Without the pictures, copy the entries below word for word.

▶ _Given records_:
++++++++++++++++++++

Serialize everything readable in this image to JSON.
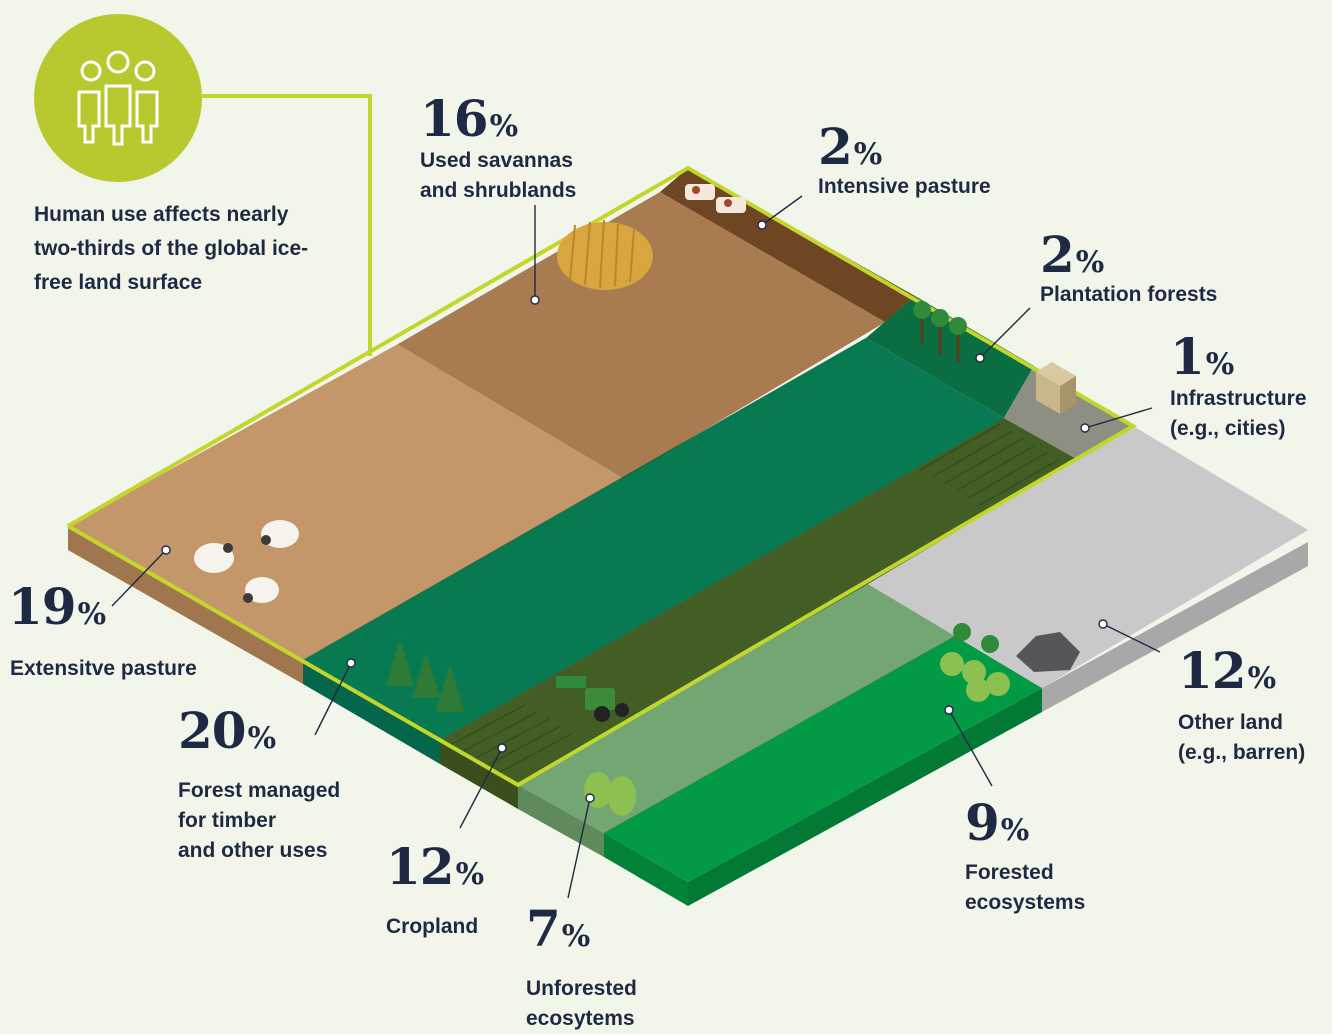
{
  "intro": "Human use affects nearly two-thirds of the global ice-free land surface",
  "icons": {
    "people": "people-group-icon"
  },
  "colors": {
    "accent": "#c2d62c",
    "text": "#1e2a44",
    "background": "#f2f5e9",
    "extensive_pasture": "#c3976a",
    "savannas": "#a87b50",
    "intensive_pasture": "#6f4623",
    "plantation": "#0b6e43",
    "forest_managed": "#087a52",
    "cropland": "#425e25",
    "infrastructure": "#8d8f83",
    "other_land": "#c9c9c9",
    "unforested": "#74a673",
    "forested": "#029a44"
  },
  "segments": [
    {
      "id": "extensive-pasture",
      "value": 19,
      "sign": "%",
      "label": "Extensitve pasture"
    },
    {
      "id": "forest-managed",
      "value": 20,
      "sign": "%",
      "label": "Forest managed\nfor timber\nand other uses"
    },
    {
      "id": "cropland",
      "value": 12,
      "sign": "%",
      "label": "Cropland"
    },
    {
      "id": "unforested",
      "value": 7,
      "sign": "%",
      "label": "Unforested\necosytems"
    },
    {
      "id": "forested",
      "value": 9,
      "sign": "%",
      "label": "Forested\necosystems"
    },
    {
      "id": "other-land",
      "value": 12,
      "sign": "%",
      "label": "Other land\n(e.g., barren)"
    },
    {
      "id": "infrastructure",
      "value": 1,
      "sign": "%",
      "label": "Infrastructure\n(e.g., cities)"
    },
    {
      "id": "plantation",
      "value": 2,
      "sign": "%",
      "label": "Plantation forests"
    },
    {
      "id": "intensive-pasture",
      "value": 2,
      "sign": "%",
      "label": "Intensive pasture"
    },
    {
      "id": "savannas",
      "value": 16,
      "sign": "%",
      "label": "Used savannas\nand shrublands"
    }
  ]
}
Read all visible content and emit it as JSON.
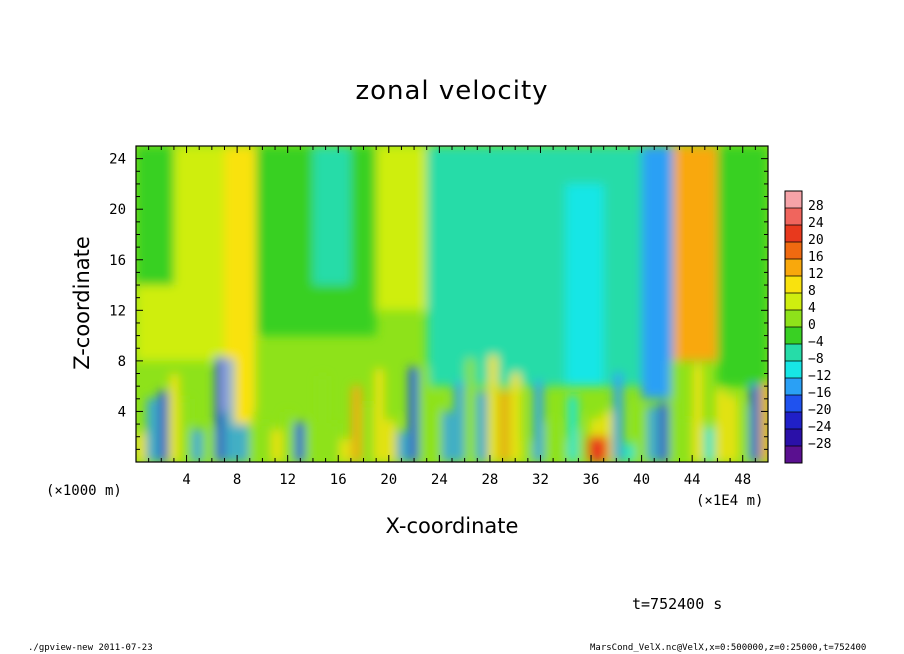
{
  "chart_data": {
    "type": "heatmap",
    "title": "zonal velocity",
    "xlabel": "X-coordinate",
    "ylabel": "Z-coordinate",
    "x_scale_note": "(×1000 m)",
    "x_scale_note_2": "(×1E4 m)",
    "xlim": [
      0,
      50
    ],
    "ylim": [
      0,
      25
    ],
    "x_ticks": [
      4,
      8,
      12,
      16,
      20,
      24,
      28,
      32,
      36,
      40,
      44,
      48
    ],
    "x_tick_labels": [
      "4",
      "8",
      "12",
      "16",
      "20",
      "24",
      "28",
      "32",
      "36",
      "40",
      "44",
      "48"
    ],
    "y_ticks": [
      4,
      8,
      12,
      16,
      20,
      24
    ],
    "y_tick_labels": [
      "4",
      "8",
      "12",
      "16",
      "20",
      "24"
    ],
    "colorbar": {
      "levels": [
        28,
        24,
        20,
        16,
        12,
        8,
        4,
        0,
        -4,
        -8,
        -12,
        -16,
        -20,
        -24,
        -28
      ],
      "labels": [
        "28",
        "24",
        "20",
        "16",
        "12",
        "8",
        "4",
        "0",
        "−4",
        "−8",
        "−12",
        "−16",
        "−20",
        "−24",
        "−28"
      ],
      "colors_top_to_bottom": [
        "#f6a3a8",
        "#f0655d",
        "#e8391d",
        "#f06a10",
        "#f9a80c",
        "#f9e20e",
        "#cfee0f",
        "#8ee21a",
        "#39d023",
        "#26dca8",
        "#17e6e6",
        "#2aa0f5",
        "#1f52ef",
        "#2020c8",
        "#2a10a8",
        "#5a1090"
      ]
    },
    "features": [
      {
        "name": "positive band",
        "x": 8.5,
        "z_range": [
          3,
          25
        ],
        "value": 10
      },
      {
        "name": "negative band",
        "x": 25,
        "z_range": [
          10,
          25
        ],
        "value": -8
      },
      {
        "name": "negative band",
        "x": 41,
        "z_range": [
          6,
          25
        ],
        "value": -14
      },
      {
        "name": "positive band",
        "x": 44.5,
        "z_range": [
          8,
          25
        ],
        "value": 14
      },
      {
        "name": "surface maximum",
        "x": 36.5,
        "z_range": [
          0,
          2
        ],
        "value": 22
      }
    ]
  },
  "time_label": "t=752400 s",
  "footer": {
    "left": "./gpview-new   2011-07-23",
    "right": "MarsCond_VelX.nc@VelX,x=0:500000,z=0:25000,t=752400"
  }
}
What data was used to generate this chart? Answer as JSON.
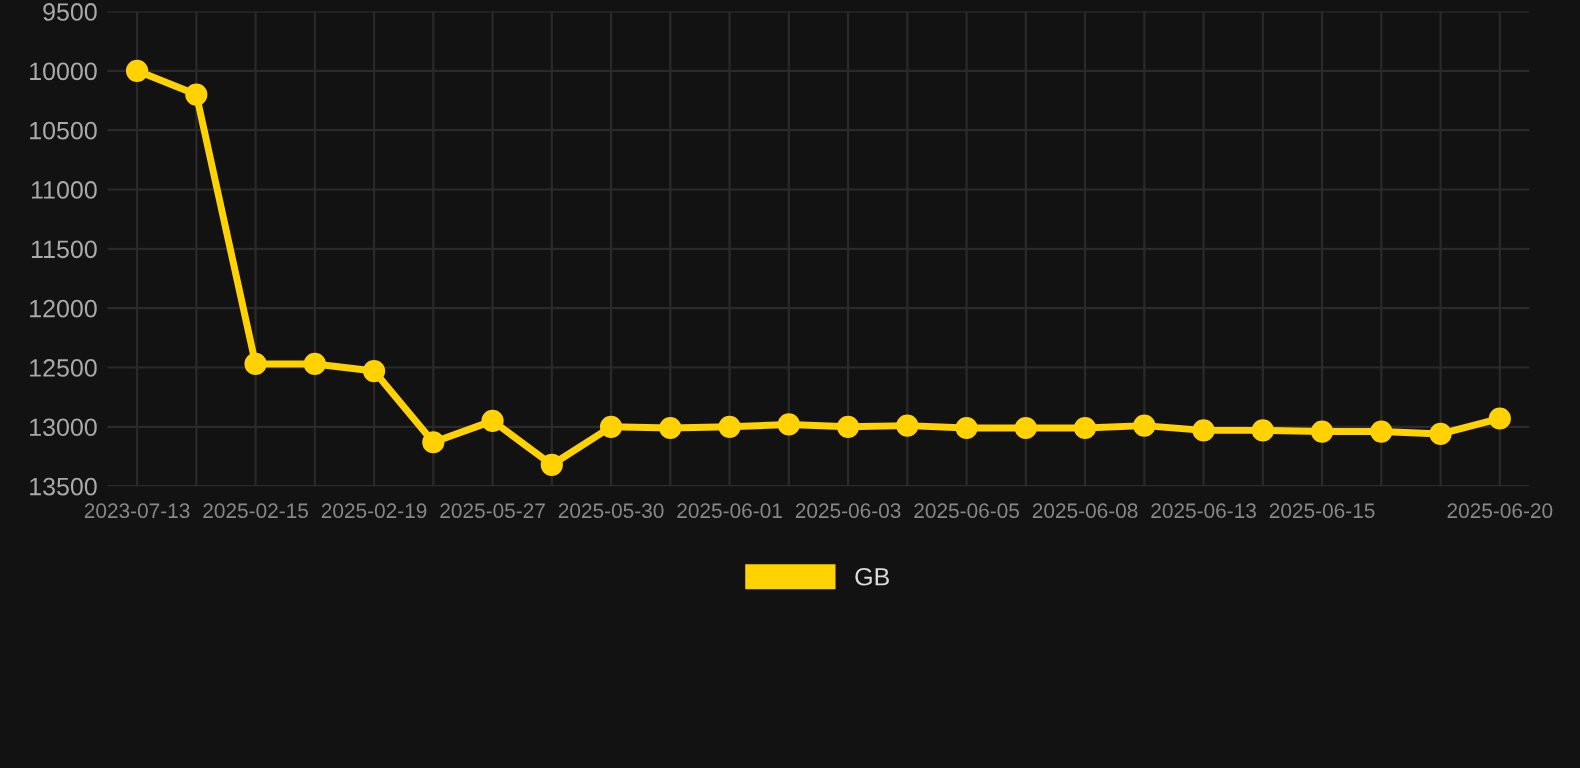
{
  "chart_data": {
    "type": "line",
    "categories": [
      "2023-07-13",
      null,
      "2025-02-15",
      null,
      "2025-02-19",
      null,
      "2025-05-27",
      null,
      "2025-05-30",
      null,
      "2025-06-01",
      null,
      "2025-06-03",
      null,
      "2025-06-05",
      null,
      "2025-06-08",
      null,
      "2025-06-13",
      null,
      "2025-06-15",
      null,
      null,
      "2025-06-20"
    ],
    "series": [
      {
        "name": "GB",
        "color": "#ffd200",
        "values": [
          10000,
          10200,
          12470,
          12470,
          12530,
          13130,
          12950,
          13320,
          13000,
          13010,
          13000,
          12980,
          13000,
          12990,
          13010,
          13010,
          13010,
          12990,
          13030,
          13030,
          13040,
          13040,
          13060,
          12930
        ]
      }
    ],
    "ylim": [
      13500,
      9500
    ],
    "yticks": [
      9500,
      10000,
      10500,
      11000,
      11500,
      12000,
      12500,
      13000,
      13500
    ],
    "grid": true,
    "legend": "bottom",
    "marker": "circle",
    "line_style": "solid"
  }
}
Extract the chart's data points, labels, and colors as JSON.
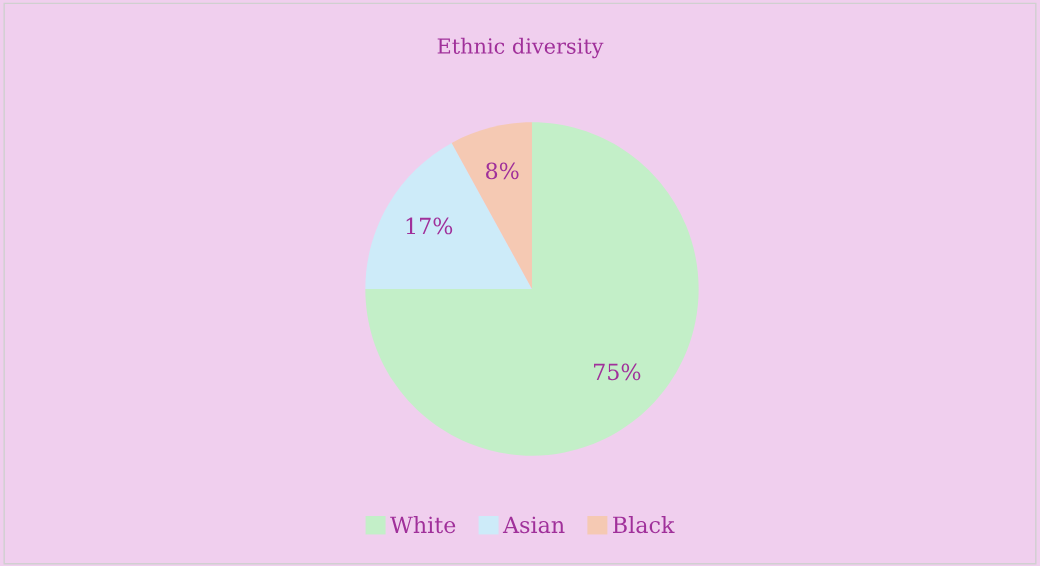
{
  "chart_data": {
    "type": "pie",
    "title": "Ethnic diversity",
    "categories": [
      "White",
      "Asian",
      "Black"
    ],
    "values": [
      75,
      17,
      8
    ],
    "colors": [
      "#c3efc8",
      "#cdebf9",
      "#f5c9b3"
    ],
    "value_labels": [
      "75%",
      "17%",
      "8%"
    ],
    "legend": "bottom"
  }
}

++++++++++++++++++++

▶ _Worked answer_:
Serialize everything readable in this image to JSON.
{
  "intro": "Human use affects nearly two-thirds of the global ice-free land surface",
  "icons": {
    "people": "people-group-icon"
  },
  "colors": {
    "accent": "#c2d62c",
    "text": "#1e2a44",
    "background": "#f2f5e9",
    "extensive_pasture": "#c3976a",
    "savannas": "#a87b50",
    "intensive_pasture": "#6f4623",
    "plantation": "#0b6e43",
    "forest_managed": "#087a52",
    "cropland": "#425e25",
    "infrastructure": "#8d8f83",
    "other_land": "#c9c9c9",
    "unforested": "#74a673",
    "forested": "#029a44"
  },
  "segments": [
    {
      "id": "extensive-pasture",
      "value": 19,
      "sign": "%",
      "label": "Extensitve pasture"
    },
    {
      "id": "forest-managed",
      "value": 20,
      "sign": "%",
      "label": "Forest managed\nfor timber\nand other uses"
    },
    {
      "id": "cropland",
      "value": 12,
      "sign": "%",
      "label": "Cropland"
    },
    {
      "id": "unforested",
      "value": 7,
      "sign": "%",
      "label": "Unforested\necosytems"
    },
    {
      "id": "forested",
      "value": 9,
      "sign": "%",
      "label": "Forested\necosystems"
    },
    {
      "id": "other-land",
      "value": 12,
      "sign": "%",
      "label": "Other land\n(e.g., barren)"
    },
    {
      "id": "infrastructure",
      "value": 1,
      "sign": "%",
      "label": "Infrastructure\n(e.g., cities)"
    },
    {
      "id": "plantation",
      "value": 2,
      "sign": "%",
      "label": "Plantation forests"
    },
    {
      "id": "intensive-pasture",
      "value": 2,
      "sign": "%",
      "label": "Intensive pasture"
    },
    {
      "id": "savannas",
      "value": 16,
      "sign": "%",
      "label": "Used savannas\nand shrublands"
    }
  ]
}
Read all visible content and emit it as JSON.
{
  "chart_data": {
    "type": "heatmap",
    "title": "zonal velocity",
    "xlabel": "X-coordinate",
    "ylabel": "Z-coordinate",
    "x_scale_note": "(×1000 m)",
    "x_scale_note_2": "(×1E4 m)",
    "xlim": [
      0,
      50
    ],
    "ylim": [
      0,
      25
    ],
    "x_ticks": [
      4,
      8,
      12,
      16,
      20,
      24,
      28,
      32,
      36,
      40,
      44,
      48
    ],
    "x_tick_labels": [
      "4",
      "8",
      "12",
      "16",
      "20",
      "24",
      "28",
      "32",
      "36",
      "40",
      "44",
      "48"
    ],
    "y_ticks": [
      4,
      8,
      12,
      16,
      20,
      24
    ],
    "y_tick_labels": [
      "4",
      "8",
      "12",
      "16",
      "20",
      "24"
    ],
    "colorbar": {
      "levels": [
        28,
        24,
        20,
        16,
        12,
        8,
        4,
        0,
        -4,
        -8,
        -12,
        -16,
        -20,
        -24,
        -28
      ],
      "labels": [
        "28",
        "24",
        "20",
        "16",
        "12",
        "8",
        "4",
        "0",
        "−4",
        "−8",
        "−12",
        "−16",
        "−20",
        "−24",
        "−28"
      ],
      "colors_top_to_bottom": [
        "#f6a3a8",
        "#f0655d",
        "#e8391d",
        "#f06a10",
        "#f9a80c",
        "#f9e20e",
        "#cfee0f",
        "#8ee21a",
        "#39d023",
        "#26dca8",
        "#17e6e6",
        "#2aa0f5",
        "#1f52ef",
        "#2020c8",
        "#2a10a8",
        "#5a1090"
      ]
    },
    "features": [
      {
        "name": "positive band",
        "x": 8.5,
        "z_range": [
          3,
          25
        ],
        "value": 10
      },
      {
        "name": "negative band",
        "x": 25,
        "z_range": [
          10,
          25
        ],
        "value": -8
      },
      {
        "name": "negative band",
        "x": 41,
        "z_range": [
          6,
          25
        ],
        "value": -14
      },
      {
        "name": "positive band",
        "x": 44.5,
        "z_range": [
          8,
          25
        ],
        "value": 14
      },
      {
        "name": "surface maximum",
        "x": 36.5,
        "z_range": [
          0,
          2
        ],
        "value": 22
      }
    ]
  },
  "time_label": "t=752400 s",
  "footer": {
    "left": "./gpview-new   2011-07-23",
    "right": "MarsCond_VelX.nc@VelX,x=0:500000,z=0:25000,t=752400"
  }
}
What data was used to generate this chart? Answer as JSON.
{
  "chart_data": {
    "type": "line",
    "categories": [
      "2023-07-13",
      null,
      "2025-02-15",
      null,
      "2025-02-19",
      null,
      "2025-05-27",
      null,
      "2025-05-30",
      null,
      "2025-06-01",
      null,
      "2025-06-03",
      null,
      "2025-06-05",
      null,
      "2025-06-08",
      null,
      "2025-06-13",
      null,
      "2025-06-15",
      null,
      null,
      "2025-06-20"
    ],
    "series": [
      {
        "name": "GB",
        "color": "#ffd200",
        "values": [
          10000,
          10200,
          12470,
          12470,
          12530,
          13130,
          12950,
          13320,
          13000,
          13010,
          13000,
          12980,
          13000,
          12990,
          13010,
          13010,
          13010,
          12990,
          13030,
          13030,
          13040,
          13040,
          13060,
          12930
        ]
      }
    ],
    "ylim": [
      13500,
      9500
    ],
    "yticks": [
      9500,
      10000,
      10500,
      11000,
      11500,
      12000,
      12500,
      13000,
      13500
    ],
    "grid": true,
    "legend": "bottom",
    "marker": "circle",
    "line_style": "solid"
  }
}
Extract the chart's data points, labels, and colors as JSON.
{
  "chart_data": {
    "type": "pie",
    "title": "Ethnic diversity",
    "categories": [
      "White",
      "Asian",
      "Black"
    ],
    "values": [
      75,
      17,
      8
    ],
    "colors": [
      "#c3efc8",
      "#cdebf9",
      "#f5c9b3"
    ],
    "value_labels": [
      "75%",
      "17%",
      "8%"
    ],
    "legend": "bottom"
  }
}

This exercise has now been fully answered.